**WHAT IS NEEDED**
Restate the listing that follows word for word, without its pictures.

**RECORDED DATA**
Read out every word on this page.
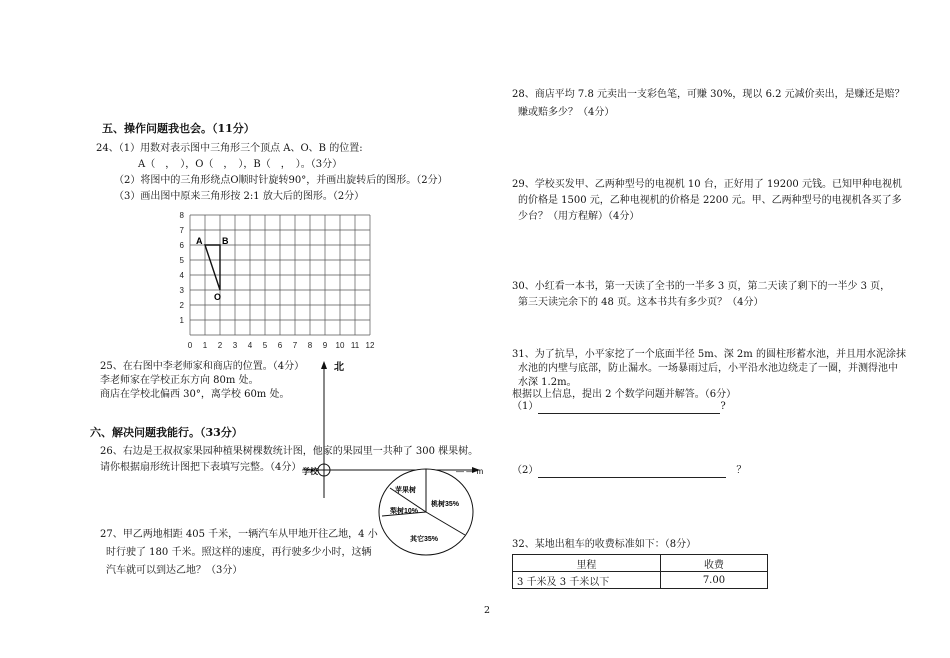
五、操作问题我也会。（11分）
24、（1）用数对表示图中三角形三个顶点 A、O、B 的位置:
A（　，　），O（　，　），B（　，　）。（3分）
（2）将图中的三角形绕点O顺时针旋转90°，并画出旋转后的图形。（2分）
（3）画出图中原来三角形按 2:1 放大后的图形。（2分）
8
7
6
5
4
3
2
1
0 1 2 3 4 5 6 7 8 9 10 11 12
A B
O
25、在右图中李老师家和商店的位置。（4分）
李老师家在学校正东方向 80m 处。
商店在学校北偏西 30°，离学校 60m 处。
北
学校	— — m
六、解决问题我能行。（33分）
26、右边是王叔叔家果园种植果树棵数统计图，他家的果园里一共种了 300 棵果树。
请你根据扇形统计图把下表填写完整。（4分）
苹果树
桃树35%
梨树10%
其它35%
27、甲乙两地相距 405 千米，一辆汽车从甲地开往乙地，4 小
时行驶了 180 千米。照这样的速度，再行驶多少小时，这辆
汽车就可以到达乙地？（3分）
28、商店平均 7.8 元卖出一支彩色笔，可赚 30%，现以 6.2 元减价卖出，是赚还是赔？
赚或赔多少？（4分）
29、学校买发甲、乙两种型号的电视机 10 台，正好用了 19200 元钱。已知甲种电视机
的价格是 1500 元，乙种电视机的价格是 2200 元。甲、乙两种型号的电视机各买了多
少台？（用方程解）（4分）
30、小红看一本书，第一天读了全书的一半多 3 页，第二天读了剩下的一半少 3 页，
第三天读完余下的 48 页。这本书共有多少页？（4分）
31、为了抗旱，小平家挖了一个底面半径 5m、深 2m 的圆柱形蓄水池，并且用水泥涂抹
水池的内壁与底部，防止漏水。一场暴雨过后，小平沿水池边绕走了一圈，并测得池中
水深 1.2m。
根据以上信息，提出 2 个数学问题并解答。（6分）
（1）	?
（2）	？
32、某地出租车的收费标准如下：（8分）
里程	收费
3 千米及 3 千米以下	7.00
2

**EXERCISE OUTPUT**
Read out every word on this page.
五、操作问题我也会。（11分）
24、（1）用数对表示图中三角形三个顶点 A、O、B 的位置:
A（　，　），O（　，　），B（　，　）。（3分）
（2）将图中的三角形绕点O顺时针旋转90°，并画出旋转后的图形。（2分）
（3）画出图中原来三角形按 2:1 放大后的图形。（2分）
8
7
6
5
4
3
2
1
0 1 2 3 4 5 6 7 8 9 10 11 12
A B
O
25、在右图中李老师家和商店的位置。（4分）
李老师家在学校正东方向 80m 处。
商店在学校北偏西 30°，离学校 60m 处。
北
学校	— — m
六、解决问题我能行。（33分）
26、右边是王叔叔家果园种植果树棵数统计图，他家的果园里一共种了 300 棵果树。
请你根据扇形统计图把下表填写完整。（4分）
苹果树
桃树35%
梨树10%
其它35%
27、甲乙两地相距 405 千米，一辆汽车从甲地开往乙地，4 小
时行驶了 180 千米。照这样的速度，再行驶多少小时，这辆
汽车就可以到达乙地？（3分）
28、商店平均 7.8 元卖出一支彩色笔，可赚 30%，现以 6.2 元减价卖出，是赚还是赔？
赚或赔多少？（4分）
29、学校买发甲、乙两种型号的电视机 10 台，正好用了 19200 元钱。已知甲种电视机
的价格是 1500 元，乙种电视机的价格是 2200 元。甲、乙两种型号的电视机各买了多
少台？（用方程解）（4分）
30、小红看一本书，第一天读了全书的一半多 3 页，第二天读了剩下的一半少 3 页，
第三天读完余下的 48 页。这本书共有多少页？（4分）
31、为了抗旱，小平家挖了一个底面半径 5m、深 2m 的圆柱形蓄水池，并且用水泥涂抹
水池的内壁与底部，防止漏水。一场暴雨过后，小平沿水池边绕走了一圈，并测得池中
水深 1.2m。
根据以上信息，提出 2 个数学问题并解答。（6分）
（1）	?
（2）	？
32、某地出租车的收费标准如下：（8分）
里程	收费
3 千米及 3 千米以下	7.00
2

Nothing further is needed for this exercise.